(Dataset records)
---*---

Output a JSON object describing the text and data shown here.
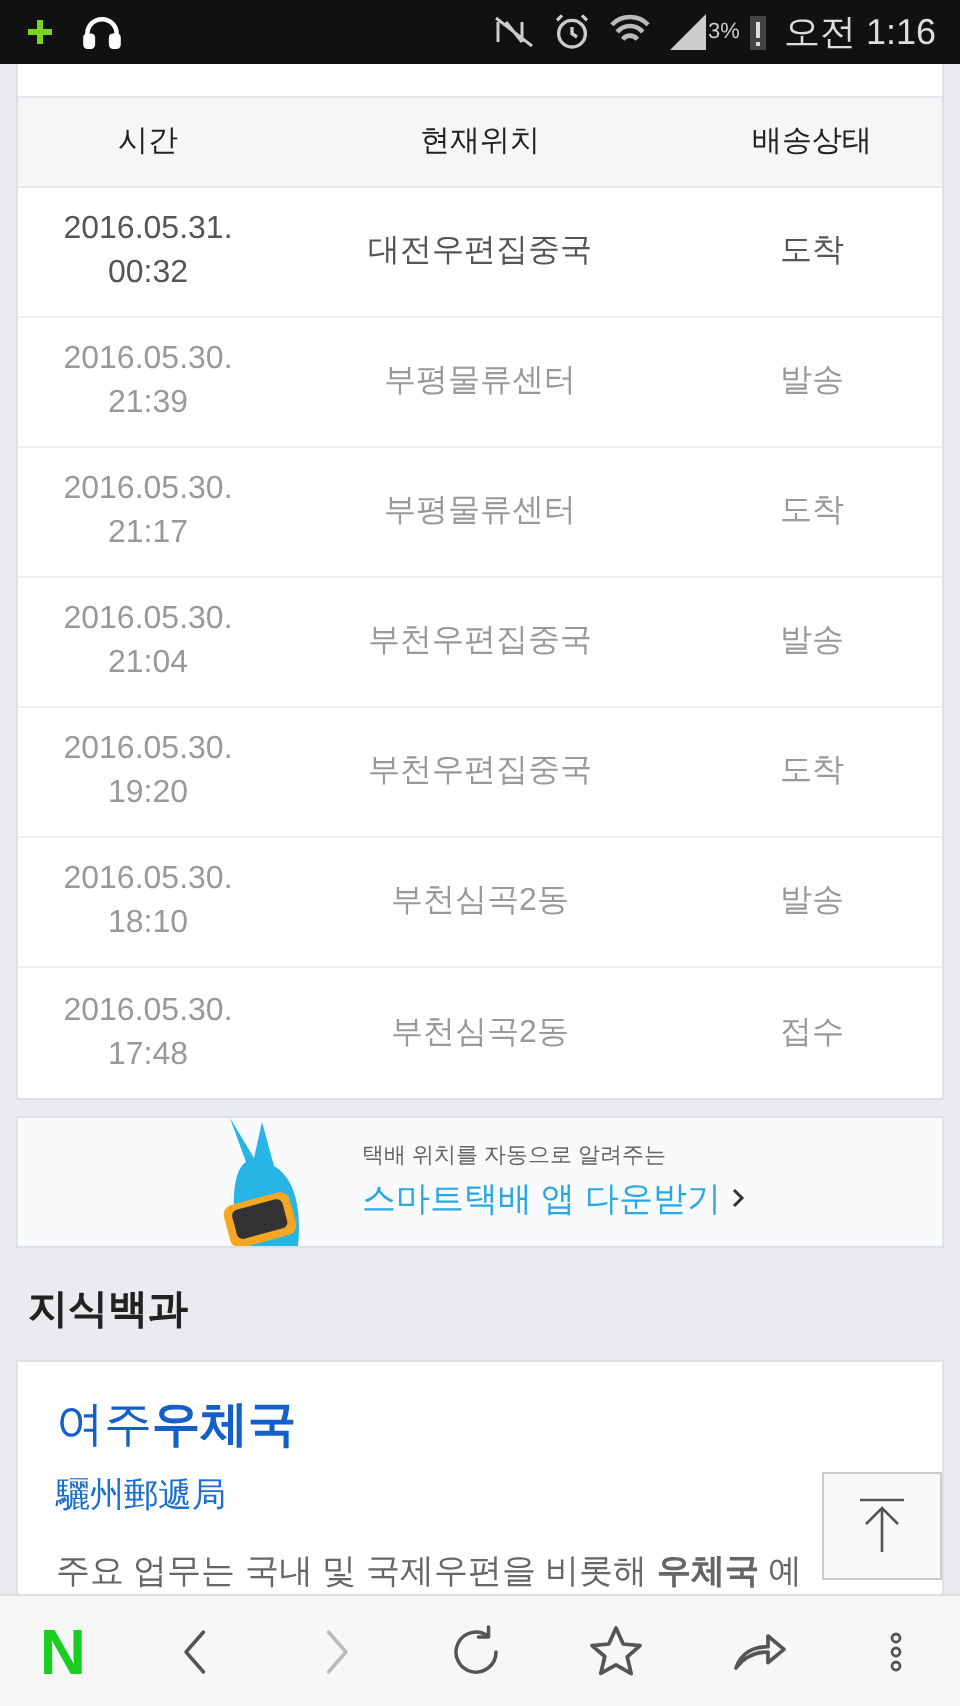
{
  "status_bar": {
    "battery": "3%",
    "time": "오전 1:16"
  },
  "tracking_table": {
    "columns": [
      "시간",
      "현재위치",
      "배송상태"
    ],
    "rows": [
      {
        "time": "2016.05.31.\n00:32",
        "location": "대전우편집중국",
        "status": "도착",
        "latest": true
      },
      {
        "time": "2016.05.30.\n21:39",
        "location": "부평물류센터",
        "status": "발송",
        "latest": false
      },
      {
        "time": "2016.05.30.\n21:17",
        "location": "부평물류센터",
        "status": "도착",
        "latest": false
      },
      {
        "time": "2016.05.30.\n21:04",
        "location": "부천우편집중국",
        "status": "발송",
        "latest": false
      },
      {
        "time": "2016.05.30.\n19:20",
        "location": "부천우편집중국",
        "status": "도착",
        "latest": false
      },
      {
        "time": "2016.05.30.\n18:10",
        "location": "부천심곡2동",
        "status": "발송",
        "latest": false
      },
      {
        "time": "2016.05.30.\n17:48",
        "location": "부천심곡2동",
        "status": "접수",
        "latest": false
      }
    ]
  },
  "banner": {
    "caption": "택배 위치를 자동으로 알려주는",
    "link": "스마트택배 앱 다운받기"
  },
  "encyclopedia": {
    "heading": "지식백과",
    "title": "여주**우체국**",
    "subtitle": "驪州郵遞局",
    "text": "주요 업무는 국내 및 국제우편을 비롯해 **우체국** 예"
  },
  "toolbar": {
    "logo": "N",
    "forward_disabled": true
  }
}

---*---

Exercise prompt. Each entry above is to be written out again unchanged, apart from the pictures, which are left out.

Reply to the task.
Output a JSON object describing the text and data shown here.
{
  "status_bar": {
    "battery": "3%",
    "time": "오전 1:16"
  },
  "tracking_table": {
    "columns": [
      "시간",
      "현재위치",
      "배송상태"
    ],
    "rows": [
      {
        "time": "2016.05.31.\n00:32",
        "location": "대전우편집중국",
        "status": "도착",
        "latest": true
      },
      {
        "time": "2016.05.30.\n21:39",
        "location": "부평물류센터",
        "status": "발송",
        "latest": false
      },
      {
        "time": "2016.05.30.\n21:17",
        "location": "부평물류센터",
        "status": "도착",
        "latest": false
      },
      {
        "time": "2016.05.30.\n21:04",
        "location": "부천우편집중국",
        "status": "발송",
        "latest": false
      },
      {
        "time": "2016.05.30.\n19:20",
        "location": "부천우편집중국",
        "status": "도착",
        "latest": false
      },
      {
        "time": "2016.05.30.\n18:10",
        "location": "부천심곡2동",
        "status": "발송",
        "latest": false
      },
      {
        "time": "2016.05.30.\n17:48",
        "location": "부천심곡2동",
        "status": "접수",
        "latest": false
      }
    ]
  },
  "banner": {
    "caption": "택배 위치를 자동으로 알려주는",
    "link": "스마트택배 앱 다운받기"
  },
  "encyclopedia": {
    "heading": "지식백과",
    "title": "여주**우체국**",
    "subtitle": "驪州郵遞局",
    "text": "주요 업무는 국내 및 국제우편을 비롯해 **우체국** 예"
  },
  "toolbar": {
    "logo": "N",
    "forward_disabled": true
  }
}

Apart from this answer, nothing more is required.